__Aim of the exercise__:
Please give the data below again in full, exactly as it stands.

__Data listing__:

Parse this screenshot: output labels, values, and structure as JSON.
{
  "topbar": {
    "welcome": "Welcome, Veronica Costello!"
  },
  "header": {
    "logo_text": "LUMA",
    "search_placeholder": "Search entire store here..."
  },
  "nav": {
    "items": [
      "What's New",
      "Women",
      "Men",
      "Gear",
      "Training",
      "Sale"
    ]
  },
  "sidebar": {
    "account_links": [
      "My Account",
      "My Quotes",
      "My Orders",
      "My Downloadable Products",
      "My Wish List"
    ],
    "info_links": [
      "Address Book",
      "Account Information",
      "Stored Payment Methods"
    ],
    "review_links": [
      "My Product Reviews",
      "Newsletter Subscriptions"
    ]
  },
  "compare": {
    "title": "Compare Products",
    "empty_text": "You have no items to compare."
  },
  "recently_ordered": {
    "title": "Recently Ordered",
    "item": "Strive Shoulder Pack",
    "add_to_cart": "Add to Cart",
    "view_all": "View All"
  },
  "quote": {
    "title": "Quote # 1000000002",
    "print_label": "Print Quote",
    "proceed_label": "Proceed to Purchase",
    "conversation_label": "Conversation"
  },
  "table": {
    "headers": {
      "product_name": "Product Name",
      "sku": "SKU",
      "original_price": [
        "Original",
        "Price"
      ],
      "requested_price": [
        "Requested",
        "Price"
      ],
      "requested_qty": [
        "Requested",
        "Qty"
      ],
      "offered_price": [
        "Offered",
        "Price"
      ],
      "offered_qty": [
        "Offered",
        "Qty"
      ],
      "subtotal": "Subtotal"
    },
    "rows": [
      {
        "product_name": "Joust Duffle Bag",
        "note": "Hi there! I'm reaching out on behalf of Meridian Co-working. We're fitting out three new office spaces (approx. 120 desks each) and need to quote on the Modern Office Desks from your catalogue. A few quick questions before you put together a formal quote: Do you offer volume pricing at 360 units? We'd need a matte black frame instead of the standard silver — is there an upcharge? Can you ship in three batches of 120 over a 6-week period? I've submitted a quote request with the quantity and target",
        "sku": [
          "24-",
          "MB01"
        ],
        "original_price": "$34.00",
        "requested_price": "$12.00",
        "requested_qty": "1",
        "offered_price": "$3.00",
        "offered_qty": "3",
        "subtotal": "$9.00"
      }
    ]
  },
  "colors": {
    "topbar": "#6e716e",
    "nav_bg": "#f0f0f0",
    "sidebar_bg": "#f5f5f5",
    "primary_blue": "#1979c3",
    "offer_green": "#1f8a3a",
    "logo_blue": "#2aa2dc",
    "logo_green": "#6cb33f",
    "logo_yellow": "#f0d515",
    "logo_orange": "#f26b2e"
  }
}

__Solution__:
Parse this screenshot: output labels, values, and structure as JSON.
{
  "topbar": {
    "welcome": "Welcome, Veronica Costello!"
  },
  "header": {
    "logo_text": "LUMA",
    "search_placeholder": "Search entire store here..."
  },
  "nav": {
    "items": [
      "What's New",
      "Women",
      "Men",
      "Gear",
      "Training",
      "Sale"
    ]
  },
  "sidebar": {
    "account_links": [
      "My Account",
      "My Quotes",
      "My Orders",
      "My Downloadable Products",
      "My Wish List"
    ],
    "info_links": [
      "Address Book",
      "Account Information",
      "Stored Payment Methods"
    ],
    "review_links": [
      "My Product Reviews",
      "Newsletter Subscriptions"
    ]
  },
  "compare": {
    "title": "Compare Products",
    "empty_text": "You have no items to compare."
  },
  "recently_ordered": {
    "title": "Recently Ordered",
    "item": "Strive Shoulder Pack",
    "add_to_cart": "Add to Cart",
    "view_all": "View All"
  },
  "quote": {
    "title": "Quote # 1000000002",
    "print_label": "Print Quote",
    "proceed_label": "Proceed to Purchase",
    "conversation_label": "Conversation"
  },
  "table": {
    "headers": {
      "product_name": "Product Name",
      "sku": "SKU",
      "original_price": [
        "Original",
        "Price"
      ],
      "requested_price": [
        "Requested",
        "Price"
      ],
      "requested_qty": [
        "Requested",
        "Qty"
      ],
      "offered_price": [
        "Offered",
        "Price"
      ],
      "offered_qty": [
        "Offered",
        "Qty"
      ],
      "subtotal": "Subtotal"
    },
    "rows": [
      {
        "product_name": "Joust Duffle Bag",
        "note": "Hi there! I'm reaching out on behalf of Meridian Co-working. We're fitting out three new office spaces (approx. 120 desks each) and need to quote on the Modern Office Desks from your catalogue. A few quick questions before you put together a formal quote: Do you offer volume pricing at 360 units? We'd need a matte black frame instead of the standard silver — is there an upcharge? Can you ship in three batches of 120 over a 6-week period? I've submitted a quote request with the quantity and target",
        "sku": [
          "24-",
          "MB01"
        ],
        "original_price": "$34.00",
        "requested_price": "$12.00",
        "requested_qty": "1",
        "offered_price": "$3.00",
        "offered_qty": "3",
        "subtotal": "$9.00"
      }
    ]
  },
  "colors": {
    "topbar": "#6e716e",
    "nav_bg": "#f0f0f0",
    "sidebar_bg": "#f5f5f5",
    "primary_blue": "#1979c3",
    "offer_green": "#1f8a3a",
    "logo_blue": "#2aa2dc",
    "logo_green": "#6cb33f",
    "logo_yellow": "#f0d515",
    "logo_orange": "#f26b2e"
  }
}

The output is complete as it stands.